DIRECTIVE:
Only a number is wanted here: the number of lines of the data that include "Revised".

DATA FOR THIS TASK:
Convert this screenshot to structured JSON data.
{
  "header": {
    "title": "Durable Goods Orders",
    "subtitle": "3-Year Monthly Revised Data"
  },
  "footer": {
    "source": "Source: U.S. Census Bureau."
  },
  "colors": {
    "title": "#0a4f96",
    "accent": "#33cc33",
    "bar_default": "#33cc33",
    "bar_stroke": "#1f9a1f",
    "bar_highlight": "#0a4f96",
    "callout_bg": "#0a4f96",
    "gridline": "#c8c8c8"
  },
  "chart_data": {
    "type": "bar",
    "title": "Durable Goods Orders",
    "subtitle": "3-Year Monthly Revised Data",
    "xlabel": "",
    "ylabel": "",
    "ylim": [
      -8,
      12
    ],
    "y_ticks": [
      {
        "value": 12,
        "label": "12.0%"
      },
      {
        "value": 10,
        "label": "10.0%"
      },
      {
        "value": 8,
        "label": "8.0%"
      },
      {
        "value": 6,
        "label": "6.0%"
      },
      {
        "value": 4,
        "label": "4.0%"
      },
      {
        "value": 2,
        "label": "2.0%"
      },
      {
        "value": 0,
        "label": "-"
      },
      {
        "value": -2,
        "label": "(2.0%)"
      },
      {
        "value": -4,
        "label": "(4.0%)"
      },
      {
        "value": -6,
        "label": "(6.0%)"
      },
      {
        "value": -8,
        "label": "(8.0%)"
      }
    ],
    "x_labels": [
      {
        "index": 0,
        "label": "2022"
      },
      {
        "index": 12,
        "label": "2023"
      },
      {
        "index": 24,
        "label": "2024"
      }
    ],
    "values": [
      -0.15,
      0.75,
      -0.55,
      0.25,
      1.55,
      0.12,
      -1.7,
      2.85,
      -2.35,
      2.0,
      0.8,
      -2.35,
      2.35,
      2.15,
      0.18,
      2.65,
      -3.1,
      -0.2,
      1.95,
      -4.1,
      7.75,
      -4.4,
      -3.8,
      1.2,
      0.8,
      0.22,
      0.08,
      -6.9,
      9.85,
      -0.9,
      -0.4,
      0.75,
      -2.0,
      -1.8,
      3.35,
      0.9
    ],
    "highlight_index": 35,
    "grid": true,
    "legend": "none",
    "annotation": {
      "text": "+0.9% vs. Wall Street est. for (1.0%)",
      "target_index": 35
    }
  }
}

WRITTEN SOLUTION:
2